* [Required task]: Comb the records below for the string "现场勘验" and copy each line where it turns up.

* [Supplied records]:
━━━

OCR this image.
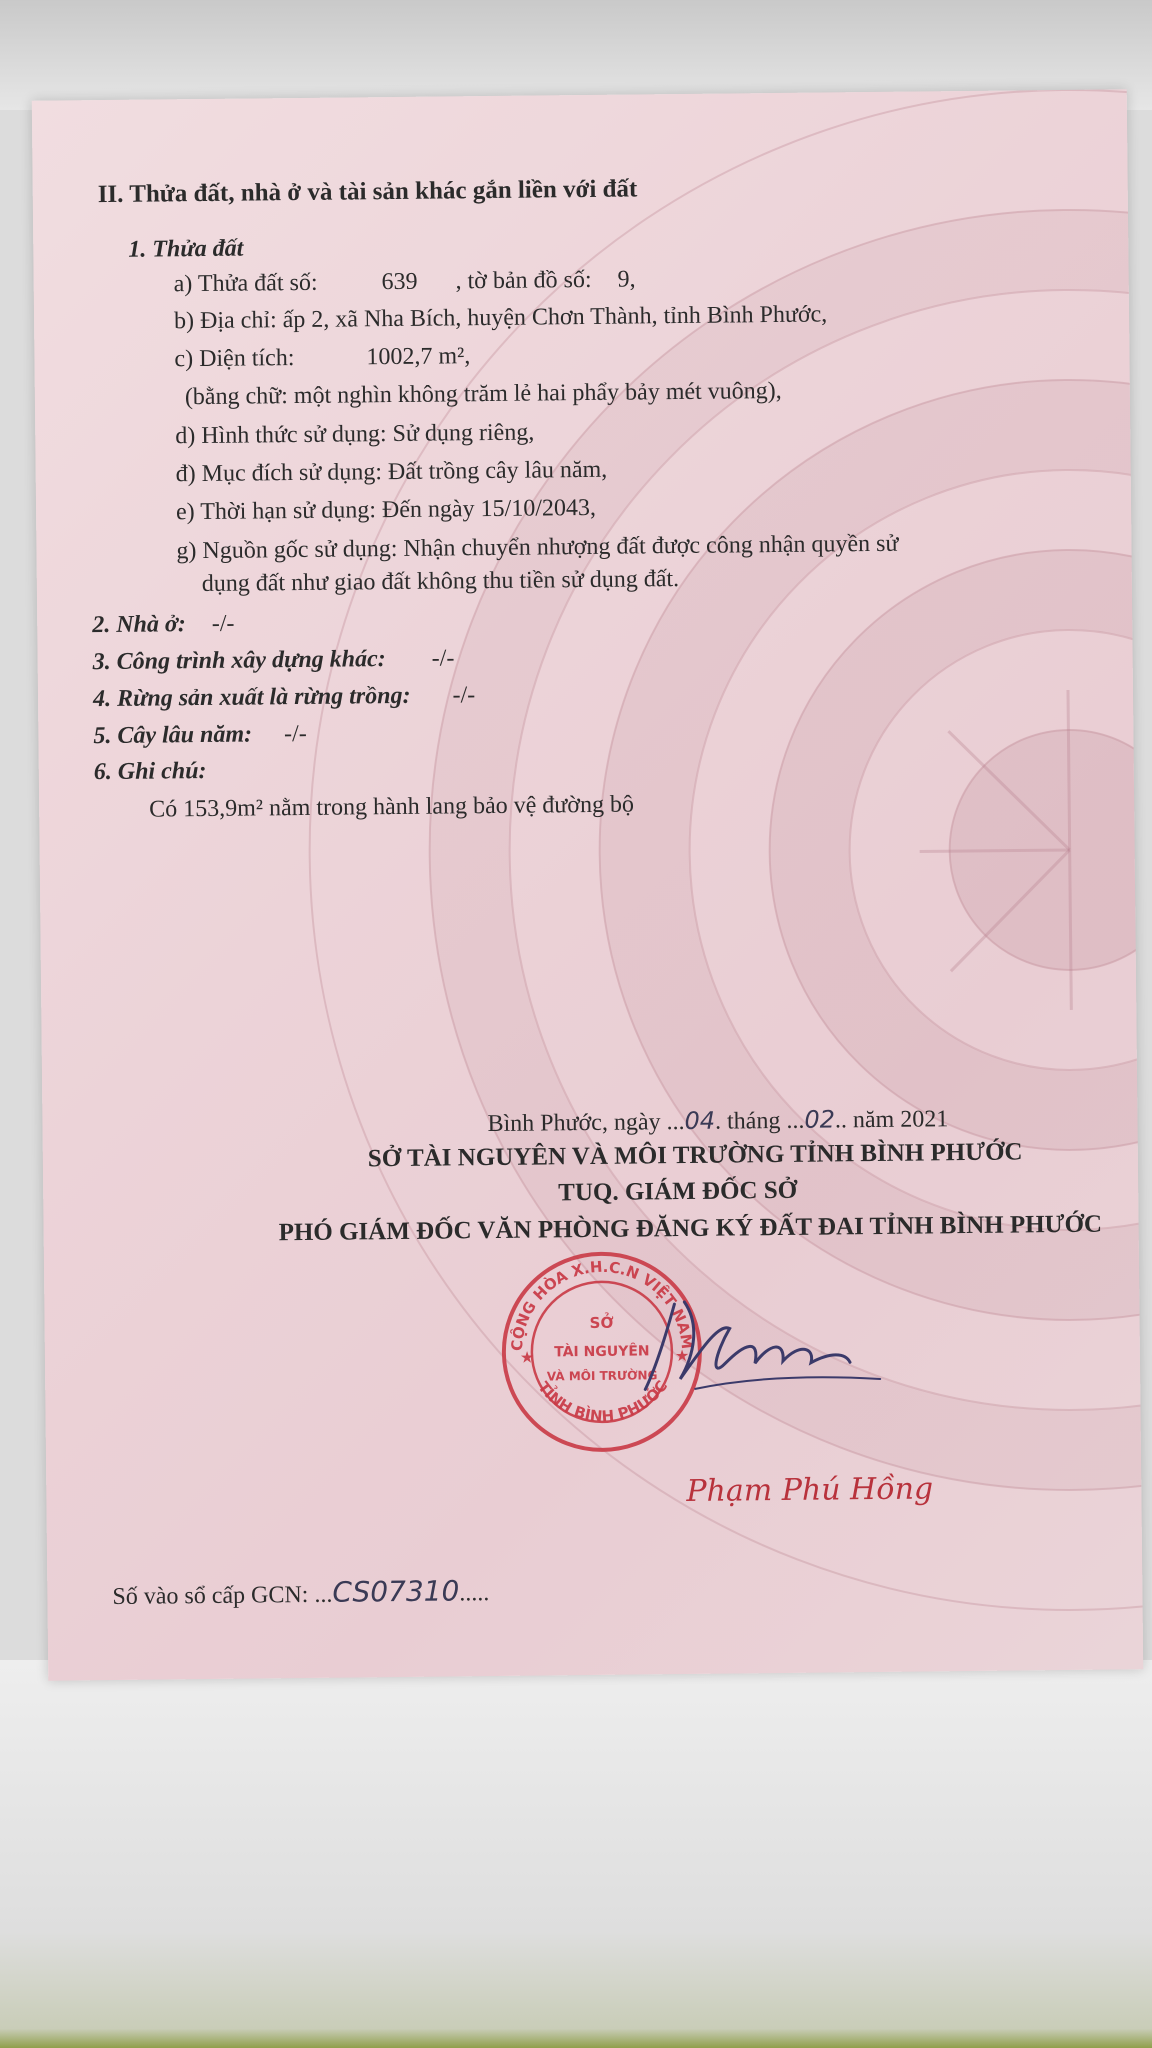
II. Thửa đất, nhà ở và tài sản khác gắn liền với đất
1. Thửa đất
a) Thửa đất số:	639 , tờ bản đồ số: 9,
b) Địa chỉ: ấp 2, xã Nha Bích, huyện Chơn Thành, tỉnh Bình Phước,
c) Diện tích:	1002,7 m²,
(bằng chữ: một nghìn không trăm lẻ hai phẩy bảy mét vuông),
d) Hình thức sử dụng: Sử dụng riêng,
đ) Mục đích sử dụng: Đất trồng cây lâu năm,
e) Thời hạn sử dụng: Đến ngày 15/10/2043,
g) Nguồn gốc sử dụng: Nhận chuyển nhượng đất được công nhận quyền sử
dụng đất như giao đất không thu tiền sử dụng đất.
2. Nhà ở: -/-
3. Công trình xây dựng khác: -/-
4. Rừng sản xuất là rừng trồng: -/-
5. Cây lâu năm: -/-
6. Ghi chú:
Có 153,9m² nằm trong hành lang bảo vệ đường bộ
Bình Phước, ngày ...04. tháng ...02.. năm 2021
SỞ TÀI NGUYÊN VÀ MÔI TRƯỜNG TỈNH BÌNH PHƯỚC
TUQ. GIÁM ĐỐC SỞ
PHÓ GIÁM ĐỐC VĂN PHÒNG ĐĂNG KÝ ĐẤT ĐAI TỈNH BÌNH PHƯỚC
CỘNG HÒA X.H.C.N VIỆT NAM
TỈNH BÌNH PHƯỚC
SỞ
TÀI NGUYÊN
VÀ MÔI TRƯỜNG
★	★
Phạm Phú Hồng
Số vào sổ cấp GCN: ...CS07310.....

━━━

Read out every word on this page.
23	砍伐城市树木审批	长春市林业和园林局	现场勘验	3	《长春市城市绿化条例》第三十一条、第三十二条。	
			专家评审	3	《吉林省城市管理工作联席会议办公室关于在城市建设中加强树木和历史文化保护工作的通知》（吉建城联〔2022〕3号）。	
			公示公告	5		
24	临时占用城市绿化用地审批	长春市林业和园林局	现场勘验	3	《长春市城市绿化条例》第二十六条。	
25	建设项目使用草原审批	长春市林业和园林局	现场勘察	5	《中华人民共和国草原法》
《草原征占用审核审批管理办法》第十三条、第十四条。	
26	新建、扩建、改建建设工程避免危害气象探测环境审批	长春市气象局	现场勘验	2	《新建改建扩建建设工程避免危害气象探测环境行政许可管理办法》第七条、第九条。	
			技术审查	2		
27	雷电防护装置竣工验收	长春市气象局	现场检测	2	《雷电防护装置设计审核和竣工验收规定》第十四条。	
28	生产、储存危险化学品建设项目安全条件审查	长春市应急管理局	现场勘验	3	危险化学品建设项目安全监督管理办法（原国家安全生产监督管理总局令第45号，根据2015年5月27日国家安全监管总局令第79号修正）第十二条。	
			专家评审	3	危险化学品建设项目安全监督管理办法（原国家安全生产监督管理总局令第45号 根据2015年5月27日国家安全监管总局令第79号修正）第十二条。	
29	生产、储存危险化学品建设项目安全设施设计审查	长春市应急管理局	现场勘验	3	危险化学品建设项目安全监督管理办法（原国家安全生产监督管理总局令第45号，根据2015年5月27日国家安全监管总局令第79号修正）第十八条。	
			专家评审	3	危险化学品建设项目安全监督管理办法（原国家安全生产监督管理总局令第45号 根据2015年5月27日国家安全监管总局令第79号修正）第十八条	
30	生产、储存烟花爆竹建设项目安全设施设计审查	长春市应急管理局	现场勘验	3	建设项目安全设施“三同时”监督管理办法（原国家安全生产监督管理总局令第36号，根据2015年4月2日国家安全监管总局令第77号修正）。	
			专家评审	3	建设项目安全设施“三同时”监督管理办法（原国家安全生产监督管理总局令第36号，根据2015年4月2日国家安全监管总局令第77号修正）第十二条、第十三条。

━━━

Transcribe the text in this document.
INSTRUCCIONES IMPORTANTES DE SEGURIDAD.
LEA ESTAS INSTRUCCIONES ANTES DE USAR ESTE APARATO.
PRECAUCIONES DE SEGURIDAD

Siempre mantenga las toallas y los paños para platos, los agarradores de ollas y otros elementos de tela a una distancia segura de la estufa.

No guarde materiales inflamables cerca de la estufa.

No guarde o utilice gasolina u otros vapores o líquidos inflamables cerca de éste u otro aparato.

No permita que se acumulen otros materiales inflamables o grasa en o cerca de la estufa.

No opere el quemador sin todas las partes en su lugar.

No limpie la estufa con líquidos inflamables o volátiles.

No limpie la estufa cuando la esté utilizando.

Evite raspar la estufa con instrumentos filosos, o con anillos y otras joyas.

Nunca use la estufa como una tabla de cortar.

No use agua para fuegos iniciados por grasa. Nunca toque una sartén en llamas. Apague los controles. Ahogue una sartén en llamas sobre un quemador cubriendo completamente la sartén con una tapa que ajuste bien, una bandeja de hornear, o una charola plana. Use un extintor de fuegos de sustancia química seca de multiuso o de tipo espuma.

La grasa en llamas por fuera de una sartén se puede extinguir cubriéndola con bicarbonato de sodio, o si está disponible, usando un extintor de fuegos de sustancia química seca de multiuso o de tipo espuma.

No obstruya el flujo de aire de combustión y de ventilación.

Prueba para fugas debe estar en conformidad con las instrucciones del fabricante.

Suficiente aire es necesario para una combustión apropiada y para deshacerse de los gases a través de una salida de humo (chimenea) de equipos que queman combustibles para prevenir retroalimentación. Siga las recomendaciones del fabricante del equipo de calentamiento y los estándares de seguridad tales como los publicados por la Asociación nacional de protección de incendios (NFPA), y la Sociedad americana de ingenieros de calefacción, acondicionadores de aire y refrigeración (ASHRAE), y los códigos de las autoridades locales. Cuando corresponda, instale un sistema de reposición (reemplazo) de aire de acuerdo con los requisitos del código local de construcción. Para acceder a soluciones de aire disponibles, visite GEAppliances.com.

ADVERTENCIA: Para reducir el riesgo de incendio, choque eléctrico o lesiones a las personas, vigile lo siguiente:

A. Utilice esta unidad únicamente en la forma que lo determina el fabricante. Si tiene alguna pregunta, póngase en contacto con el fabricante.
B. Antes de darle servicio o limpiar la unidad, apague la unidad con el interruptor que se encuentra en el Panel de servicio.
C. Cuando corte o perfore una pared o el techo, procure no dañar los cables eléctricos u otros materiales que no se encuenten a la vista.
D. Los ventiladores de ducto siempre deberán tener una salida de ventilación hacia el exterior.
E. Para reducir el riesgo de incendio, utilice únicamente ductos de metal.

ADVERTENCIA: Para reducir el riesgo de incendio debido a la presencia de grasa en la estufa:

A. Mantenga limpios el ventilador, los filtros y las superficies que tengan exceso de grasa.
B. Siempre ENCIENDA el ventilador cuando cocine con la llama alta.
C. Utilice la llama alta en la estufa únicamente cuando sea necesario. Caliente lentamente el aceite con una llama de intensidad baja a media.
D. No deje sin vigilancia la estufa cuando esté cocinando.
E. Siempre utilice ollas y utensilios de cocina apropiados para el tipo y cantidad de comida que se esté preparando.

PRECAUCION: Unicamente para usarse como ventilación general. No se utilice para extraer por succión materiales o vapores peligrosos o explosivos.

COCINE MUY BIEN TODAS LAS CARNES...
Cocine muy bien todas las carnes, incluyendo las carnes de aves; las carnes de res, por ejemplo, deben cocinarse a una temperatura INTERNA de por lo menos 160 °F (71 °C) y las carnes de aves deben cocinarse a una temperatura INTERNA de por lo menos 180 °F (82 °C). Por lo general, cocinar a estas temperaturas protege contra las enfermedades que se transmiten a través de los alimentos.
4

━━━

* [Answer for this exercise]:
23	砍伐城市树木审批	长春市林业和园林局	现场勘验	3	《长春市城市绿化条例》第三十一条、第三十二条。	
24	临时占用城市绿化用地审批	长春市林业和园林局	现场勘验	3	《长春市城市绿化条例》第二十六条。	
26	新建、扩建、改建建设工程避免危害气象探测环境审批	长春市气象局	现场勘验	2	《新建改建扩建建设工程避免危害气象探测环境行政许可管理办法》第七条、第九条。	
28	生产、储存危险化学品建设项目安全条件审查	长春市应急管理局	现场勘验	3	危险化学品建设项目安全监督管理办法（原国家安全生产监督管理总局令第45号，根据2015年5月27日国家安全监管总局令第79号修正）第十二条。	
29	生产、储存危险化学品建设项目安全设施设计审查	长春市应急管理局	现场勘验	3	危险化学品建设项目安全监督管理办法（原国家安全生产监督管理总局令第45号，根据2015年5月27日国家安全监管总局令第79号修正）第十八条。	
30	生产、储存烟花爆竹建设项目安全设施设计审查	长春市应急管理局	现场勘验	3	建设项目安全设施“三同时”监督管理办法（原国家安全生产监督管理总局令第36号，根据2015年4月2日国家安全监管总局令第77号修正）。	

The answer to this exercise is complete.